[Entries from a dataset]
□ □ □ □ □ □ □

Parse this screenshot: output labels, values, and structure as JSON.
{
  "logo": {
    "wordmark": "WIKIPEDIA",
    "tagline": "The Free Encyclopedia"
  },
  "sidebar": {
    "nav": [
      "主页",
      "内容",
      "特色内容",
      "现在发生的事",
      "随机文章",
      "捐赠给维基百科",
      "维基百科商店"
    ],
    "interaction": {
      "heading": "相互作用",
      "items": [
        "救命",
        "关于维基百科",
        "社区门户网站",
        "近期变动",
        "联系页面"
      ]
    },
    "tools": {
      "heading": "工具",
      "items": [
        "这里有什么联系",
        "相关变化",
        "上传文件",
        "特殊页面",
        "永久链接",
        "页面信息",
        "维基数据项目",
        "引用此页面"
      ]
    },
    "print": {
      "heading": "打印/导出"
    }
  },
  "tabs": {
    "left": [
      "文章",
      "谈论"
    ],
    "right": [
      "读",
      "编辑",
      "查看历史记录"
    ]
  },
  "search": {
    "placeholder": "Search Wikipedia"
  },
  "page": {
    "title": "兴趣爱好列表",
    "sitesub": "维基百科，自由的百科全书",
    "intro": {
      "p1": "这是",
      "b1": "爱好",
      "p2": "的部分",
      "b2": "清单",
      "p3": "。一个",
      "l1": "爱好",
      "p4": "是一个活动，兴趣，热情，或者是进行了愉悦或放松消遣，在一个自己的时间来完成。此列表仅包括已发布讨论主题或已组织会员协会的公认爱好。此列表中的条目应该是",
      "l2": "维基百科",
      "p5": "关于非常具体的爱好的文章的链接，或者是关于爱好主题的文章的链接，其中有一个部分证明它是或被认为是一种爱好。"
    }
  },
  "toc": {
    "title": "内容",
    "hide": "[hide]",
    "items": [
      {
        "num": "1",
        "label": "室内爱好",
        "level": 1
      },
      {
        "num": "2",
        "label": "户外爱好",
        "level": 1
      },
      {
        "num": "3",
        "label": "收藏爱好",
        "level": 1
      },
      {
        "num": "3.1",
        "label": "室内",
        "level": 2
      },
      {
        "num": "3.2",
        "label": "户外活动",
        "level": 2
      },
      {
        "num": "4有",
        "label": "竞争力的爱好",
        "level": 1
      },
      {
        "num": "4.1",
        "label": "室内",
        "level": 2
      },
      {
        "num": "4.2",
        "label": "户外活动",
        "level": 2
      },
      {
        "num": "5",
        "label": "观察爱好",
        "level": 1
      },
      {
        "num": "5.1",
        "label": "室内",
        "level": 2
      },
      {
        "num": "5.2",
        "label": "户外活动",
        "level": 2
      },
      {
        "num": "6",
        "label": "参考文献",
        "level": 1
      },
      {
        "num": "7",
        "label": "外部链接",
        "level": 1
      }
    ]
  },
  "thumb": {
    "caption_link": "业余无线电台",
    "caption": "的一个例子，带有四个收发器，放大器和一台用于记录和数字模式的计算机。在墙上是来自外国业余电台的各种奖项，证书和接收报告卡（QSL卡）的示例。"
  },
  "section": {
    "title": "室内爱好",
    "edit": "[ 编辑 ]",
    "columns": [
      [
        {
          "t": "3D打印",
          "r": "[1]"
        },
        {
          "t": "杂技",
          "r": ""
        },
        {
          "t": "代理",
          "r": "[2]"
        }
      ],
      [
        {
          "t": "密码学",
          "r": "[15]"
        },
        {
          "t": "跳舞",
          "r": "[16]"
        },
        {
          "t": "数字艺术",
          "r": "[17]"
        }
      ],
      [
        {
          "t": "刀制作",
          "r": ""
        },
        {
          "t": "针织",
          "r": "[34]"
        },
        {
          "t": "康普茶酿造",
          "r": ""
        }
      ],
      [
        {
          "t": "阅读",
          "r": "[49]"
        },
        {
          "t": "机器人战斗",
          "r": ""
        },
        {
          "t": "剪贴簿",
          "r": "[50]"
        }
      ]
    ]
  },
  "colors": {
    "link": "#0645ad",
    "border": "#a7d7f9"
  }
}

□ □ □ □ □ □ □

### Problem
Pull out every line of the records that includes the string "heading".

### The result
      "heading": "相互作用",
      "heading": "工具",
      "heading": "打印/导出"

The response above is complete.